* _WRITTEN INSTRUCTION_
Return all of the entries exactly, with nothing added or left out.

* _RECORD EXTRACTS_
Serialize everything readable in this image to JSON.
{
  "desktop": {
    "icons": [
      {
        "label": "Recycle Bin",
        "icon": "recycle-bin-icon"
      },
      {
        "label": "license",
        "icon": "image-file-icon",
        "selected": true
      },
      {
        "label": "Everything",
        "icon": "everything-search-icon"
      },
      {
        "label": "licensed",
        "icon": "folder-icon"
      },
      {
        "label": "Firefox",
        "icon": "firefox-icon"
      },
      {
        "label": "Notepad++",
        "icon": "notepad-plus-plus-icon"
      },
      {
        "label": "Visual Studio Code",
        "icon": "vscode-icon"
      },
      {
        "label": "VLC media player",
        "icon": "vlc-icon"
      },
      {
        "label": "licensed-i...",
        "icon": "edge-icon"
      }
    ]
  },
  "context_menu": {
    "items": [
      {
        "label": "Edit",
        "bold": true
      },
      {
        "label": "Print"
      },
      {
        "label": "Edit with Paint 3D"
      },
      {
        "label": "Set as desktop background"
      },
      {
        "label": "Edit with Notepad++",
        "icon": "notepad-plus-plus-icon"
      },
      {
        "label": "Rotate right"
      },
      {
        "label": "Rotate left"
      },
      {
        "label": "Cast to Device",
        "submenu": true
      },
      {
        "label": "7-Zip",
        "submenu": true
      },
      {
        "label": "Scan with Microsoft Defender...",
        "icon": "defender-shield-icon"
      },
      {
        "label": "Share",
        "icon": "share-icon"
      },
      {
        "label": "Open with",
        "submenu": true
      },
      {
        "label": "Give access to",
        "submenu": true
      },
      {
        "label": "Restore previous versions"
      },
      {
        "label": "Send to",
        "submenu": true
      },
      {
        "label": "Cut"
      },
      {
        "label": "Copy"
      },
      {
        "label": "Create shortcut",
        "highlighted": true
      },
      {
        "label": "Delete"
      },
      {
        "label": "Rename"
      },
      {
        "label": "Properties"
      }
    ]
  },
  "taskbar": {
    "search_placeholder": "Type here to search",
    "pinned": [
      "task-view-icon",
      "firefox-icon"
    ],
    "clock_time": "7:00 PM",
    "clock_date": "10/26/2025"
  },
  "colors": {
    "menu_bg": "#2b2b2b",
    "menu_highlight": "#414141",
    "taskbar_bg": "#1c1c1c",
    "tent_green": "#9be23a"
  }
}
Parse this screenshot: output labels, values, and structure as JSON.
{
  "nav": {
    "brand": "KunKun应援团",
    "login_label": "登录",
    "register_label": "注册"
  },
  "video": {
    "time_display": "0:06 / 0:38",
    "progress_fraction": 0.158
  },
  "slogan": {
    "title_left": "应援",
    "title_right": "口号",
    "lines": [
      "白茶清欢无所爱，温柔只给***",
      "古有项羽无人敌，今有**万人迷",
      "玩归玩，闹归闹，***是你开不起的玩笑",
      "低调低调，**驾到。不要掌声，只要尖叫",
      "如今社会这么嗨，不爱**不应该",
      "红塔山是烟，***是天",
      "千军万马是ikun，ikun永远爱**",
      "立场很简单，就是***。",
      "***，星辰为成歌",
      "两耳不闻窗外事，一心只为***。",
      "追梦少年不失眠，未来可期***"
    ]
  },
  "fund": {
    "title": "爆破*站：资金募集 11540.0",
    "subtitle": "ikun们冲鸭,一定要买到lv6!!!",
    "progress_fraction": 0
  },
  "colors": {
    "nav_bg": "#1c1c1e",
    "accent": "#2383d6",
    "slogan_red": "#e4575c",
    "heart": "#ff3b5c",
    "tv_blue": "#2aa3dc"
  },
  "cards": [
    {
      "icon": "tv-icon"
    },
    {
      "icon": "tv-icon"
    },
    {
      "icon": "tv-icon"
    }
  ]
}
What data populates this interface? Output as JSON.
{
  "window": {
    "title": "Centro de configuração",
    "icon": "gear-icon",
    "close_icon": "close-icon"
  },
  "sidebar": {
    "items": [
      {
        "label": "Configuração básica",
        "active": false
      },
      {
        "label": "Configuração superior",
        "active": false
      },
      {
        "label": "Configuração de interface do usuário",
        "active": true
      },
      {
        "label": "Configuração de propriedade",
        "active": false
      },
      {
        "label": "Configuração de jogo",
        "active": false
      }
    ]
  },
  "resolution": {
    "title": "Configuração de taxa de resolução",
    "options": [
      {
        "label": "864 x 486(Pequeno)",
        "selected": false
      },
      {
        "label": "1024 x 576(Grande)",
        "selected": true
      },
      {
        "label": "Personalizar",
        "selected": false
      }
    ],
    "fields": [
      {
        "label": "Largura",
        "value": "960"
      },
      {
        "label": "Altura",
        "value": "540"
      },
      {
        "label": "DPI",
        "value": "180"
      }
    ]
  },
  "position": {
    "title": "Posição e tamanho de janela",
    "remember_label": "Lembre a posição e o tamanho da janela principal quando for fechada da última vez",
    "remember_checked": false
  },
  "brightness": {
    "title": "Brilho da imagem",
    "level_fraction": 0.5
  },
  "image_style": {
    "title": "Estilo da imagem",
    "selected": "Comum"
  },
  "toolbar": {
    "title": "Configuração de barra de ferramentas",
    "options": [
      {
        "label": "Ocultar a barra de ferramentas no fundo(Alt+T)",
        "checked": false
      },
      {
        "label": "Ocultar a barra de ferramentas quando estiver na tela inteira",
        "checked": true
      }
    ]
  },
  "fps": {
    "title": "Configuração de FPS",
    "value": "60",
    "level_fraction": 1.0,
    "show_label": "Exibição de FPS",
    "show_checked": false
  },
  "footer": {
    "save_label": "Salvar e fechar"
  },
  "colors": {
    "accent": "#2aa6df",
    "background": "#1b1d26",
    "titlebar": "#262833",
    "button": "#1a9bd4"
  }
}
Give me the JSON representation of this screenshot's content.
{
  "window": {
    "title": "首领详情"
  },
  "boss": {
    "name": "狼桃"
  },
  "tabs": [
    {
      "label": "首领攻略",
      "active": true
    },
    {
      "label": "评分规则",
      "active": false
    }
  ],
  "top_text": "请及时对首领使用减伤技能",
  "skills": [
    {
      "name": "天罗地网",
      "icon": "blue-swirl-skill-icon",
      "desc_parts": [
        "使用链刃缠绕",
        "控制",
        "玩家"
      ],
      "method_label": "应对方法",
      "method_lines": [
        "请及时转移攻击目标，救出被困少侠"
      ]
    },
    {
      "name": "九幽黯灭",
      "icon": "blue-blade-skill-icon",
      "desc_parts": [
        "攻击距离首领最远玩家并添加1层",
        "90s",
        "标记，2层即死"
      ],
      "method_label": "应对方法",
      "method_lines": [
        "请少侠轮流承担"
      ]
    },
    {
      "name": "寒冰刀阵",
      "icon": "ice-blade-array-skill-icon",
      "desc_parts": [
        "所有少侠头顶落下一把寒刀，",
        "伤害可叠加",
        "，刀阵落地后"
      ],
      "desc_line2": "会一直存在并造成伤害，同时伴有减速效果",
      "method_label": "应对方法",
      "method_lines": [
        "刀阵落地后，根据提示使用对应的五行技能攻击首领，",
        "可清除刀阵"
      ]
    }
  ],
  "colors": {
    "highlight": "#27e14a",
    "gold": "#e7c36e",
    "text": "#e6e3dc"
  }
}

* _EXERCISE RESULT_
Serialize everything readable in this image to JSON.
{
  "desktop": {
    "icons": [
      {
        "label": "Recycle Bin",
        "icon": "recycle-bin-icon"
      },
      {
        "label": "license",
        "icon": "image-file-icon",
        "selected": true
      },
      {
        "label": "Everything",
        "icon": "everything-search-icon"
      },
      {
        "label": "licensed",
        "icon": "folder-icon"
      },
      {
        "label": "Firefox",
        "icon": "firefox-icon"
      },
      {
        "label": "Notepad++",
        "icon": "notepad-plus-plus-icon"
      },
      {
        "label": "Visual Studio Code",
        "icon": "vscode-icon"
      },
      {
        "label": "VLC media player",
        "icon": "vlc-icon"
      },
      {
        "label": "licensed-i...",
        "icon": "edge-icon"
      }
    ]
  },
  "context_menu": {
    "items": [
      {
        "label": "Edit",
        "bold": true
      },
      {
        "label": "Print"
      },
      {
        "label": "Edit with Paint 3D"
      },
      {
        "label": "Set as desktop background"
      },
      {
        "label": "Edit with Notepad++",
        "icon": "notepad-plus-plus-icon"
      },
      {
        "label": "Rotate right"
      },
      {
        "label": "Rotate left"
      },
      {
        "label": "Cast to Device",
        "submenu": true
      },
      {
        "label": "7-Zip",
        "submenu": true
      },
      {
        "label": "Scan with Microsoft Defender...",
        "icon": "defender-shield-icon"
      },
      {
        "label": "Share",
        "icon": "share-icon"
      },
      {
        "label": "Open with",
        "submenu": true
      },
      {
        "label": "Give access to",
        "submenu": true
      },
      {
        "label": "Restore previous versions"
      },
      {
        "label": "Send to",
        "submenu": true
      },
      {
        "label": "Cut"
      },
      {
        "label": "Copy"
      },
      {
        "label": "Create shortcut",
        "highlighted": true
      },
      {
        "label": "Delete"
      },
      {
        "label": "Rename"
      },
      {
        "label": "Properties"
      }
    ]
  },
  "taskbar": {
    "search_placeholder": "Type here to search",
    "pinned": [
      "task-view-icon",
      "firefox-icon"
    ],
    "clock_time": "7:00 PM",
    "clock_date": "10/26/2025"
  },
  "colors": {
    "menu_bg": "#2b2b2b",
    "menu_highlight": "#414141",
    "taskbar_bg": "#1c1c1c",
    "tent_green": "#9be23a"
  }
}
Parse this screenshot: output labels, values, and structure as JSON.
{
  "nav": {
    "brand": "KunKun应援团",
    "login_label": "登录",
    "register_label": "注册"
  },
  "video": {
    "time_display": "0:06 / 0:38",
    "progress_fraction": 0.158
  },
  "slogan": {
    "title_left": "应援",
    "title_right": "口号",
    "lines": [
      "白茶清欢无所爱，温柔只给***",
      "古有项羽无人敌，今有**万人迷",
      "玩归玩，闹归闹，***是你开不起的玩笑",
      "低调低调，**驾到。不要掌声，只要尖叫",
      "如今社会这么嗨，不爱**不应该",
      "红塔山是烟，***是天",
      "千军万马是ikun，ikun永远爱**",
      "立场很简单，就是***。",
      "***，星辰为成歌",
      "两耳不闻窗外事，一心只为***。",
      "追梦少年不失眠，未来可期***"
    ]
  },
  "fund": {
    "title": "爆破*站：资金募集 11540.0",
    "subtitle": "ikun们冲鸭,一定要买到lv6!!!",
    "progress_fraction": 0
  },
  "colors": {
    "nav_bg": "#1c1c1e",
    "accent": "#2383d6",
    "slogan_red": "#e4575c",
    "heart": "#ff3b5c",
    "tv_blue": "#2aa3dc"
  },
  "cards": [
    {
      "icon": "tv-icon"
    },
    {
      "icon": "tv-icon"
    },
    {
      "icon": "tv-icon"
    }
  ]
}
What data populates this interface? Output as JSON.
{
  "window": {
    "title": "Centro de configuração",
    "icon": "gear-icon",
    "close_icon": "close-icon"
  },
  "sidebar": {
    "items": [
      {
        "label": "Configuração básica",
        "active": false
      },
      {
        "label": "Configuração superior",
        "active": false
      },
      {
        "label": "Configuração de interface do usuário",
        "active": true
      },
      {
        "label": "Configuração de propriedade",
        "active": false
      },
      {
        "label": "Configuração de jogo",
        "active": false
      }
    ]
  },
  "resolution": {
    "title": "Configuração de taxa de resolução",
    "options": [
      {
        "label": "864 x 486(Pequeno)",
        "selected": false
      },
      {
        "label": "1024 x 576(Grande)",
        "selected": true
      },
      {
        "label": "Personalizar",
        "selected": false
      }
    ],
    "fields": [
      {
        "label": "Largura",
        "value": "960"
      },
      {
        "label": "Altura",
        "value": "540"
      },
      {
        "label": "DPI",
        "value": "180"
      }
    ]
  },
  "position": {
    "title": "Posição e tamanho de janela",
    "remember_label": "Lembre a posição e o tamanho da janela principal quando for fechada da última vez",
    "remember_checked": false
  },
  "brightness": {
    "title": "Brilho da imagem",
    "level_fraction": 0.5
  },
  "image_style": {
    "title": "Estilo da imagem",
    "selected": "Comum"
  },
  "toolbar": {
    "title": "Configuração de barra de ferramentas",
    "options": [
      {
        "label": "Ocultar a barra de ferramentas no fundo(Alt+T)",
        "checked": false
      },
      {
        "label": "Ocultar a barra de ferramentas quando estiver na tela inteira",
        "checked": true
      }
    ]
  },
  "fps": {
    "title": "Configuração de FPS",
    "value": "60",
    "level_fraction": 1.0,
    "show_label": "Exibição de FPS",
    "show_checked": false
  },
  "footer": {
    "save_label": "Salvar e fechar"
  },
  "colors": {
    "accent": "#2aa6df",
    "background": "#1b1d26",
    "titlebar": "#262833",
    "button": "#1a9bd4"
  }
}
Give me the JSON representation of this screenshot's content.
{
  "window": {
    "title": "首领详情"
  },
  "boss": {
    "name": "狼桃"
  },
  "tabs": [
    {
      "label": "首领攻略",
      "active": true
    },
    {
      "label": "评分规则",
      "active": false
    }
  ],
  "top_text": "请及时对首领使用减伤技能",
  "skills": [
    {
      "name": "天罗地网",
      "icon": "blue-swirl-skill-icon",
      "desc_parts": [
        "使用链刃缠绕",
        "控制",
        "玩家"
      ],
      "method_label": "应对方法",
      "method_lines": [
        "请及时转移攻击目标，救出被困少侠"
      ]
    },
    {
      "name": "九幽黯灭",
      "icon": "blue-blade-skill-icon",
      "desc_parts": [
        "攻击距离首领最远玩家并添加1层",
        "90s",
        "标记，2层即死"
      ],
      "method_label": "应对方法",
      "method_lines": [
        "请少侠轮流承担"
      ]
    },
    {
      "name": "寒冰刀阵",
      "icon": "ice-blade-array-skill-icon",
      "desc_parts": [
        "所有少侠头顶落下一把寒刀，",
        "伤害可叠加",
        "，刀阵落地后"
      ],
      "desc_line2": "会一直存在并造成伤害，同时伴有减速效果",
      "method_label": "应对方法",
      "method_lines": [
        "刀阵落地后，根据提示使用对应的五行技能攻击首领，",
        "可清除刀阵"
      ]
    }
  ],
  "colors": {
    "highlight": "#27e14a",
    "gold": "#e7c36e",
    "text": "#e6e3dc"
  }
}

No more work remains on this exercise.